(Set exercise):
Please output the records below in full, exactly as given, but without the images.

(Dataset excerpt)

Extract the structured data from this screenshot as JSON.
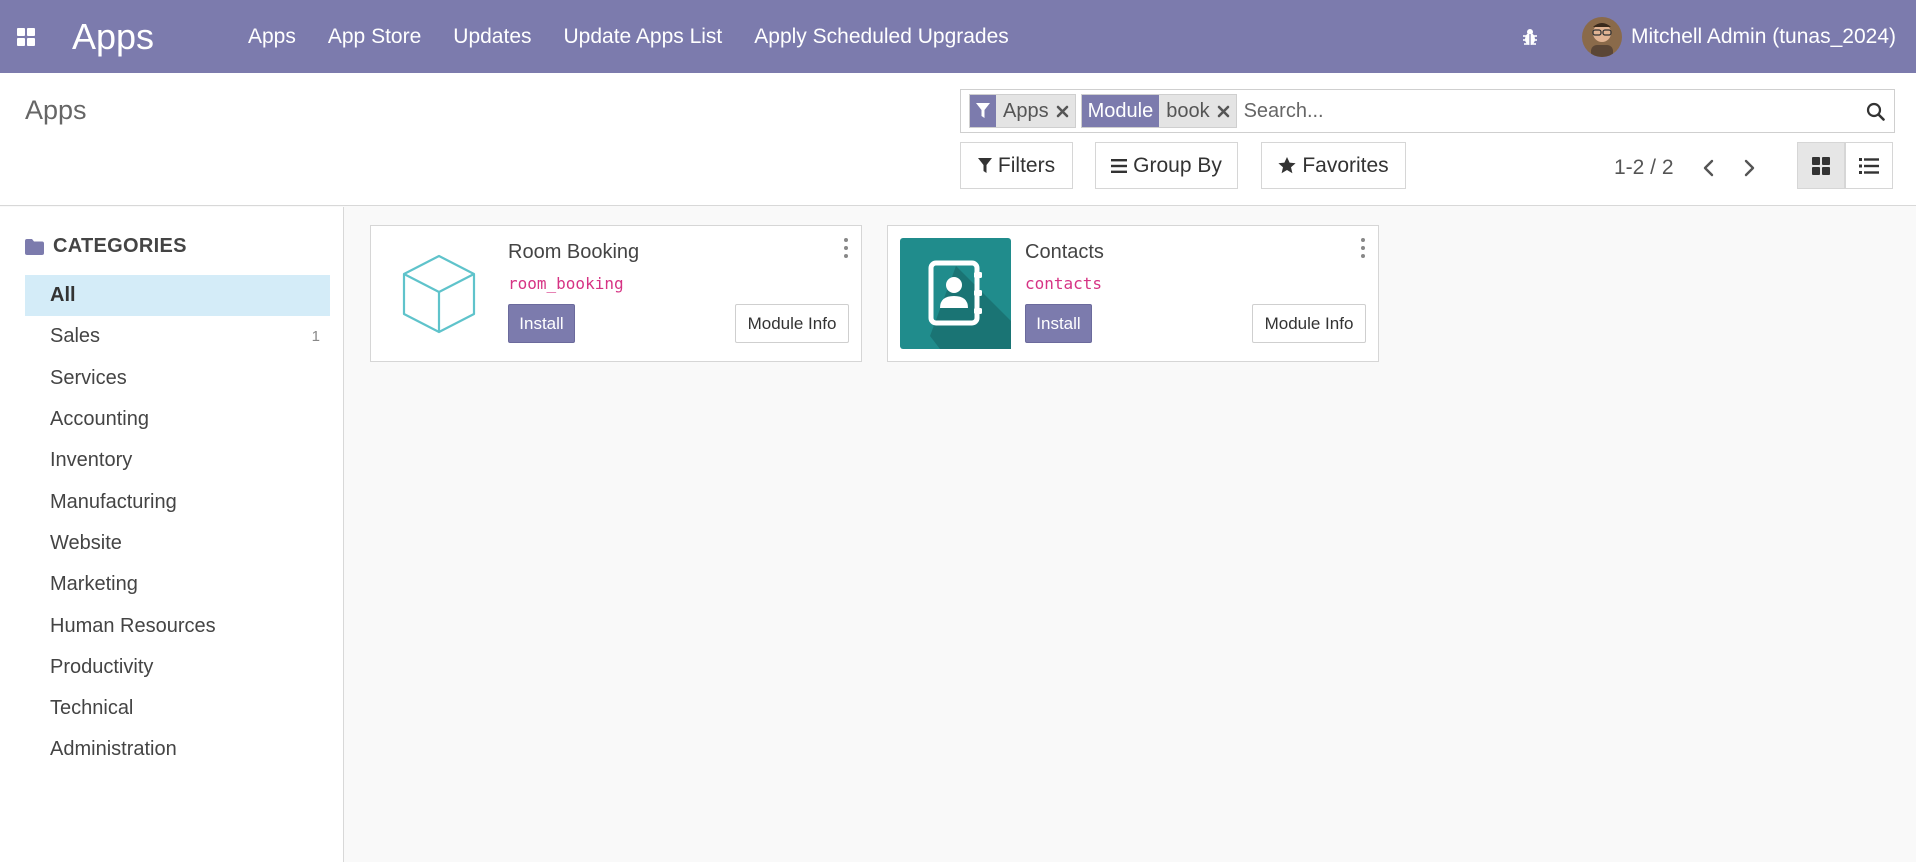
{
  "navbar": {
    "brand": "Apps",
    "menu": [
      "Apps",
      "App Store",
      "Updates",
      "Update Apps List",
      "Apply Scheduled Upgrades"
    ],
    "user": "Mitchell Admin (tunas_2024)",
    "bar_color": "#7c7bad"
  },
  "control_panel": {
    "title": "Apps",
    "facets": [
      {
        "icon": "filter-icon",
        "value": "Apps"
      },
      {
        "label": "Module",
        "value": "book"
      }
    ],
    "search_placeholder": "Search...",
    "buttons": {
      "filters": "Filters",
      "group_by": "Group By",
      "favorites": "Favorites"
    },
    "pager": "1-2 / 2"
  },
  "sidebar": {
    "header": "CATEGORIES",
    "items": [
      {
        "label": "All",
        "count": "",
        "active": true
      },
      {
        "label": "Sales",
        "count": "1"
      },
      {
        "label": "Services",
        "count": ""
      },
      {
        "label": "Accounting",
        "count": ""
      },
      {
        "label": "Inventory",
        "count": ""
      },
      {
        "label": "Manufacturing",
        "count": ""
      },
      {
        "label": "Website",
        "count": ""
      },
      {
        "label": "Marketing",
        "count": ""
      },
      {
        "label": "Human Resources",
        "count": ""
      },
      {
        "label": "Productivity",
        "count": ""
      },
      {
        "label": "Technical",
        "count": ""
      },
      {
        "label": "Administration",
        "count": ""
      }
    ]
  },
  "cards": [
    {
      "name": "Room Booking",
      "technical": "room_booking",
      "install": "Install",
      "info": "Module Info",
      "icon": "cube-icon"
    },
    {
      "name": "Contacts",
      "technical": "contacts",
      "install": "Install",
      "info": "Module Info",
      "icon": "address-book-icon"
    }
  ]
}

(Result):
Extract the structured data from this screenshot as JSON.
{
  "navbar": {
    "brand": "Apps",
    "menu": [
      "Apps",
      "App Store",
      "Updates",
      "Update Apps List",
      "Apply Scheduled Upgrades"
    ],
    "user": "Mitchell Admin (tunas_2024)",
    "bar_color": "#7c7bad"
  },
  "control_panel": {
    "title": "Apps",
    "facets": [
      {
        "icon": "filter-icon",
        "value": "Apps"
      },
      {
        "label": "Module",
        "value": "book"
      }
    ],
    "search_placeholder": "Search...",
    "buttons": {
      "filters": "Filters",
      "group_by": "Group By",
      "favorites": "Favorites"
    },
    "pager": "1-2 / 2"
  },
  "sidebar": {
    "header": "CATEGORIES",
    "items": [
      {
        "label": "All",
        "count": "",
        "active": true
      },
      {
        "label": "Sales",
        "count": "1"
      },
      {
        "label": "Services",
        "count": ""
      },
      {
        "label": "Accounting",
        "count": ""
      },
      {
        "label": "Inventory",
        "count": ""
      },
      {
        "label": "Manufacturing",
        "count": ""
      },
      {
        "label": "Website",
        "count": ""
      },
      {
        "label": "Marketing",
        "count": ""
      },
      {
        "label": "Human Resources",
        "count": ""
      },
      {
        "label": "Productivity",
        "count": ""
      },
      {
        "label": "Technical",
        "count": ""
      },
      {
        "label": "Administration",
        "count": ""
      }
    ]
  },
  "cards": [
    {
      "name": "Room Booking",
      "technical": "room_booking",
      "install": "Install",
      "info": "Module Info",
      "icon": "cube-icon"
    },
    {
      "name": "Contacts",
      "technical": "contacts",
      "install": "Install",
      "info": "Module Info",
      "icon": "address-book-icon"
    }
  ]
}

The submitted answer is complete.